* [Reading text]

[Start of Attachment]

2 sin 3θ + 1 = 0?

Question

Find the solutions in the interval [0, 2π).

Answer 1

2 sin3θ + 1 = 0

Given interval is [0 , 2π)

2 sin3θ = -1

sin3θ = -½

sin3θ = sin(-π/6)

  General solution for sin(k) = sin(α) is k = nπ + (-1)ⁿα

  Here k = 3θ , α = -π/6

3θ = nπ + (-1)ⁿ(-π/6)

θ = (π/3)n + (-1)ⁿ(-π/18)

For n = 0 ⇒ θ = (π/3)0 + (-1)⁰(-π/18) = -π/18 is out of given range [0,2π).

For n = 1 ⇒ θ = (π/3)1 + (-1)¹(-π/18)

                     = (π/3)+(-1)(-π/18) = (π/3)+(π/18) = 7π/18

For n = 2 ⇒ θ = (π/3)2 + (-1)²(-π/18)

                     = (π/3)2+(1)(-π/18) = (2π/3)-(π/18) = 11π/18

For n = 3 ⇒ θ = (π/3)3 + (-1)³(-π/18)

                     = (π/3)3+(-1)(-π/18) = (3π/3)+(π/18) = 19π/18

For n = 4 ⇒ θ = (π/3)4 + (-1)⁴(-π/18)

                     = (π/3)4+(1)(-π/18) = (4π/3)-(π/18) = 23π/18

For n = 5 ⇒ θ = (π/3)5 + (-1)⁵(-π/18)

                     = (π/3)5+(-1)(-π/18) = (5π/3)+(π/18) = 31π/18

For n = 6 ⇒ θ = (π/3)6 + (-1)⁶(-π/18)

                     = (π/3)6+(1)(-π/18) = (6π/3)-(π/18) = 35π/18

For n = 7 ⇒ θ = (π/3)7 + (-1)⁷(-π/18)

                     = (π/3)7+(-1)(-π/18) = (7π/3)+(π/18) = 43π/18 is out of given range [0,2π).

So, for n > 7, x will be out of range [0,2π).

Solution :

x = {7π/18 , 11π/18 , 19π/18 , 23π/18 , 31π/18 , 35π/18 }

[End of Attachment]

* [Source data]
[Start of Attachment]

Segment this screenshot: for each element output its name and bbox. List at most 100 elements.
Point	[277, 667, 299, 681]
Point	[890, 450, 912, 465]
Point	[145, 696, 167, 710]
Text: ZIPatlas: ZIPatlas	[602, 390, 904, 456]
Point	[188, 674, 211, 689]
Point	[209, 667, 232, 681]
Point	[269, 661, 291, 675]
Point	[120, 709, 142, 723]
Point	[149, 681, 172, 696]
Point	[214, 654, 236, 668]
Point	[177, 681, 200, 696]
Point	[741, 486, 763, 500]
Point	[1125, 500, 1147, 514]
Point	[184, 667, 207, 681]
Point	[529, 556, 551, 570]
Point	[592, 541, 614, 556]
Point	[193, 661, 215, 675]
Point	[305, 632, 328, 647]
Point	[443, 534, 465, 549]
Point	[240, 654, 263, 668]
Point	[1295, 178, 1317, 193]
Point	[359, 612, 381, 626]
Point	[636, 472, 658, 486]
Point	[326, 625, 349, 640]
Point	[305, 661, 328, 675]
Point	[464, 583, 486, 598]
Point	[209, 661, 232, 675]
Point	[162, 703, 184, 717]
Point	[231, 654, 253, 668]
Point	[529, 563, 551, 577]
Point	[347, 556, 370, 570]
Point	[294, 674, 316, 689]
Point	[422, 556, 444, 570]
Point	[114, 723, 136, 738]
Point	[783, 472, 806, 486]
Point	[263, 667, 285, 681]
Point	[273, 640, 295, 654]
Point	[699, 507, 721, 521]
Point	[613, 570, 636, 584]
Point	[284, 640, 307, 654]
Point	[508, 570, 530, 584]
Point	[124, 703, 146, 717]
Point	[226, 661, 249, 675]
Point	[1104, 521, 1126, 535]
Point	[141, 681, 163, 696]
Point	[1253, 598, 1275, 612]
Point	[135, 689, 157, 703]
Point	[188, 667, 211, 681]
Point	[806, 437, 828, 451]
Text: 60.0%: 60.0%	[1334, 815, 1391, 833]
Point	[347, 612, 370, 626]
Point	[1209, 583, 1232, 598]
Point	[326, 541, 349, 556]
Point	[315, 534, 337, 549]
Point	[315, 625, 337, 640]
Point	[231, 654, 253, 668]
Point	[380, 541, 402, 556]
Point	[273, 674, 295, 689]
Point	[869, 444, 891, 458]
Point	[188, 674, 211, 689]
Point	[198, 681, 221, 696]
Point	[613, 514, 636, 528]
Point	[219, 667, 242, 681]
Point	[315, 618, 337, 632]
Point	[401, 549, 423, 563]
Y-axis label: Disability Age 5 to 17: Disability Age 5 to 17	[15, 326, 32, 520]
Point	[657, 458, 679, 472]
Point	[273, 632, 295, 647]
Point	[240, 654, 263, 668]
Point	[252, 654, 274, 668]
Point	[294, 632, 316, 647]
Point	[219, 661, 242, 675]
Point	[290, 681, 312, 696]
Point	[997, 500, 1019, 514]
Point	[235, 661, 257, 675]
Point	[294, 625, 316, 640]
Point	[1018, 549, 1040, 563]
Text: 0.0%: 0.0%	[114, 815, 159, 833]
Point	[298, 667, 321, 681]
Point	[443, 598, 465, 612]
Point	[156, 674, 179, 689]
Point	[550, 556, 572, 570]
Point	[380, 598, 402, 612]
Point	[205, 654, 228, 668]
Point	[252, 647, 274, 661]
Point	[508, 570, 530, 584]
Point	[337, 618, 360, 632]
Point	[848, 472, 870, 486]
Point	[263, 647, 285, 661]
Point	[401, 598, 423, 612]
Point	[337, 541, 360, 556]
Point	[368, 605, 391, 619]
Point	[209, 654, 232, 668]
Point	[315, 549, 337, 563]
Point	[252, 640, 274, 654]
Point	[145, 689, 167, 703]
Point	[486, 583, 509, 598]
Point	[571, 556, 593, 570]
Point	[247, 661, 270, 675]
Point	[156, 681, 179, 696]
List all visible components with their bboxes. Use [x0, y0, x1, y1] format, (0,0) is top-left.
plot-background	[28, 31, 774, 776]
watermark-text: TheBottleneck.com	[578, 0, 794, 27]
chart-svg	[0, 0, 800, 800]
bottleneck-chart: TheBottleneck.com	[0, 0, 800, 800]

[End of Attachment]

* [Exercise 1]
Answer these questions about the worked solution, one line each.
(a) In what interval are the solutions to be found?
(b) What value of θ does n = 0 give, and is it kept?
(c) What value of θ does n = 3 give?
* [Exercise 2]
Sum up the worked solution in two sentences.
* [Exercise 3]
Give the stretch of the worked solution from "For n = 4 ⇒" through "(π/3)7 + (-1)⁷(-π/18)" again, switching every "For" to "When".

* [Task response 1]
(a) [0, 2π)
(b) -π/18, which is out of the given range [0, 2π)
(c) 19π/18

* [Task response 2]
The equation 2 sin 3θ + 1 = 0 is rewritten as sin 3θ = sin(-π/6), and the general solution k = nπ + (-1)ⁿα gives θ = (π/3)n + (-1)ⁿ(-π/18). Trying n = 0 through 7 and dropping the values outside [0, 2π) leaves six solutions: 7π/18, 11π/18, 19π/18, 23π/18, 31π/18 and 35π/18.

* [Task response 3]
When n = 4 ⇒ θ = (π/3)4 + (-1)⁴(-π/18)

                     = (π/3)4+(1)(-π/18) = (4π/3)-(π/18) = 23π/18

When n = 5 ⇒ θ = (π/3)5 + (-1)⁵(-π/18)

                     = (π/3)5+(-1)(-π/18) = (5π/3)+(π/18) = 31π/18

When n = 6 ⇒ θ = (π/3)6 + (-1)⁶(-π/18)

                     = (π/3)6+(1)(-π/18) = (6π/3)-(π/18) = 35π/18

When n = 7 ⇒ θ = (π/3)7 + (-1)⁷(-π/18)